* DIRECTIONS FOR THIS TASK *
Spot every line with the word "процента" and return it.

* WORKING DATA *
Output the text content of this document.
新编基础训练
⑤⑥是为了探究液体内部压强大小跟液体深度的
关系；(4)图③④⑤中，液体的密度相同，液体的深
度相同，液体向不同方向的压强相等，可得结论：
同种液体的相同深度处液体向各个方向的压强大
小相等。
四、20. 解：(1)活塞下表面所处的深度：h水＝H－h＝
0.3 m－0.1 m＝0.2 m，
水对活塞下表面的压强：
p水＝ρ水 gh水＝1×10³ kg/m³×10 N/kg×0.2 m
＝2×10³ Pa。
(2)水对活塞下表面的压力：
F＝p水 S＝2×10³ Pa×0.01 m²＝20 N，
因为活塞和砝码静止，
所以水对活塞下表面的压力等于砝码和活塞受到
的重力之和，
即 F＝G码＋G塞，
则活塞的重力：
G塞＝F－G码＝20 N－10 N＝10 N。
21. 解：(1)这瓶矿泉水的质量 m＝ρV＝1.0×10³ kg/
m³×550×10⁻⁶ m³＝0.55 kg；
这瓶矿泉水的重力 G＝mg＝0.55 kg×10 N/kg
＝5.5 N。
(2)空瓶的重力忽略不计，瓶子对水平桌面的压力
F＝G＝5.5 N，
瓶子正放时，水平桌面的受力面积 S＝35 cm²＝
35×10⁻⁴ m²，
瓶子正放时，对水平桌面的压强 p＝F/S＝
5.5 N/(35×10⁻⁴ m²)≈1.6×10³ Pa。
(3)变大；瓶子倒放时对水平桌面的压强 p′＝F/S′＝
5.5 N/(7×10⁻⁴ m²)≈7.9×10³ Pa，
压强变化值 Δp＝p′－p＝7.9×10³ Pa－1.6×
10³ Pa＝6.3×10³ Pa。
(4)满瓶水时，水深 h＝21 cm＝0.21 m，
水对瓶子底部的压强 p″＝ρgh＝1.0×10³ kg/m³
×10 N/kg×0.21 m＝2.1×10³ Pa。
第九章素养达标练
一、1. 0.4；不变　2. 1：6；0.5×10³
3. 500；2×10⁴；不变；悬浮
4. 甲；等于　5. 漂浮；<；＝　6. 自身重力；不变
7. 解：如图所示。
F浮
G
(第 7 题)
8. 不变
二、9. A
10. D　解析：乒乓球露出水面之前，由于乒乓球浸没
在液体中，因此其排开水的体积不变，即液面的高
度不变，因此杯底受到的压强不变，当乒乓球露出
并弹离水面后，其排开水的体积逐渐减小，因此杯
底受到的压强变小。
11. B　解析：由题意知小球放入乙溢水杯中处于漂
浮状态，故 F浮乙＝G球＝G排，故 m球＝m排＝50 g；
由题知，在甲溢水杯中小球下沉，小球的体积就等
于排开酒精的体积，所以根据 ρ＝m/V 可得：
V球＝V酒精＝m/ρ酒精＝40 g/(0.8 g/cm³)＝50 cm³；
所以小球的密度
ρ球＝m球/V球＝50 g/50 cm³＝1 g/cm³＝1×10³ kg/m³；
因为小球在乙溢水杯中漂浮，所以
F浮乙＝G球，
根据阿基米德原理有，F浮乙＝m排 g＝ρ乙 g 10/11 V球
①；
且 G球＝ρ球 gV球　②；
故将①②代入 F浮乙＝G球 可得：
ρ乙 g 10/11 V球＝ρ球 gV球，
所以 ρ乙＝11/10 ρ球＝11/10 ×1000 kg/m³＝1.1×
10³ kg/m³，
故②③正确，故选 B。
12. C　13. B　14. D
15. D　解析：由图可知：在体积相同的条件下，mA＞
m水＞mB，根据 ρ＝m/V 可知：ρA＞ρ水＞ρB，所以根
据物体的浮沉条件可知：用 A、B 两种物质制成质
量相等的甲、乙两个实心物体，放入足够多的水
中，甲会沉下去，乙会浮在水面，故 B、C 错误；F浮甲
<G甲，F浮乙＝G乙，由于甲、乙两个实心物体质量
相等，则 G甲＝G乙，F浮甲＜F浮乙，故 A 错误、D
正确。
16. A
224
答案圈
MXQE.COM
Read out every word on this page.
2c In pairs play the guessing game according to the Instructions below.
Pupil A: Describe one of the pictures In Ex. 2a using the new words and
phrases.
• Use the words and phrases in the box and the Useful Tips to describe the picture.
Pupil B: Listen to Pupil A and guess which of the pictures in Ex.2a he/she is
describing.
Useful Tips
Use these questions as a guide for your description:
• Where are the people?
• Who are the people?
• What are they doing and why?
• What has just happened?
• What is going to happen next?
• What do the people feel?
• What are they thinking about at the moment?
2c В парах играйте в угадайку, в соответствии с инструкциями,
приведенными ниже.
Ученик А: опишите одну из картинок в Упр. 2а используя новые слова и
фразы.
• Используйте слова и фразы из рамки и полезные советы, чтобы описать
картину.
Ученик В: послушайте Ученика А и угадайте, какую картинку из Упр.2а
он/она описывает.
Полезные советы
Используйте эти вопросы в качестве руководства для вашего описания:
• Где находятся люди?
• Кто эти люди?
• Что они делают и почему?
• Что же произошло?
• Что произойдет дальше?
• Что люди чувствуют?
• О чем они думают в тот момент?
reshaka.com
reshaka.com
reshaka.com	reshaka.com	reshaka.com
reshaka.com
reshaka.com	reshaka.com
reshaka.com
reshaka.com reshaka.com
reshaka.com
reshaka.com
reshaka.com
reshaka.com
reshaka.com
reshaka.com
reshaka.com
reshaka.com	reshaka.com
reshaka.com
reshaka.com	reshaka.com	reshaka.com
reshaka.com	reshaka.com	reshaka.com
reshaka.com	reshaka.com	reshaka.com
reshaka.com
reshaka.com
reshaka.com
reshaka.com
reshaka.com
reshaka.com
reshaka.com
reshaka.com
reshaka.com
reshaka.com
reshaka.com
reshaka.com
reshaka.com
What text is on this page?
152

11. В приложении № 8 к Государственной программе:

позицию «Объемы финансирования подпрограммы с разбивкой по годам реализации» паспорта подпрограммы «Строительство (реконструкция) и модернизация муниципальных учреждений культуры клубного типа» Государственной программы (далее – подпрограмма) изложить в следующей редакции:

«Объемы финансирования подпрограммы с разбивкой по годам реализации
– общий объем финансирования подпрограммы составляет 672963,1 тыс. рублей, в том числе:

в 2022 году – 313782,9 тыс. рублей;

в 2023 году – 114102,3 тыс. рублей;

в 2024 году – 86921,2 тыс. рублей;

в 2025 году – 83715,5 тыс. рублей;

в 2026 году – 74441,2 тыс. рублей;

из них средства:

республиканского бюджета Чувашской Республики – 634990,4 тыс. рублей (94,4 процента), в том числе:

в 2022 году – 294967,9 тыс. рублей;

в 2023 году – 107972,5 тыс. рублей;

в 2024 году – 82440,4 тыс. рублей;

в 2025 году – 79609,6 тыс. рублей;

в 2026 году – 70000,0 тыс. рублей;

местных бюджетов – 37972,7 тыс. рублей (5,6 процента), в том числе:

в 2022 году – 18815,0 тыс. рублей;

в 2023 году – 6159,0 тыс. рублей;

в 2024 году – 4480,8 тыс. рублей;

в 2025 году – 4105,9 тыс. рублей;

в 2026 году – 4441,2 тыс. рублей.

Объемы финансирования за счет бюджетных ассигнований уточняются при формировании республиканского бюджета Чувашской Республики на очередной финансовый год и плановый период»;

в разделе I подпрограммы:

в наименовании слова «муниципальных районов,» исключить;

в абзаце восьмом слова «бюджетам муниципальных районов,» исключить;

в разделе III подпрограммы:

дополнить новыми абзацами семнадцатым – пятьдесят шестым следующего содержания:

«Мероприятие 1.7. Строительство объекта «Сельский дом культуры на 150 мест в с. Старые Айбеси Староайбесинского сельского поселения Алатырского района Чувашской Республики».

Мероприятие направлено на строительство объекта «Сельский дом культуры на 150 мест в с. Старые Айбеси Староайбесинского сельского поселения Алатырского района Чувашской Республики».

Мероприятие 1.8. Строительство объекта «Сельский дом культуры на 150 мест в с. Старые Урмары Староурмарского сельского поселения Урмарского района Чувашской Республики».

* RESULT *
республиканского бюджета Чувашской Республики – 634990,4 тыс. рублей (94,4 процента), в том числе:
местных бюджетов – 37972,7 тыс. рублей (5,6 процента), в том числе:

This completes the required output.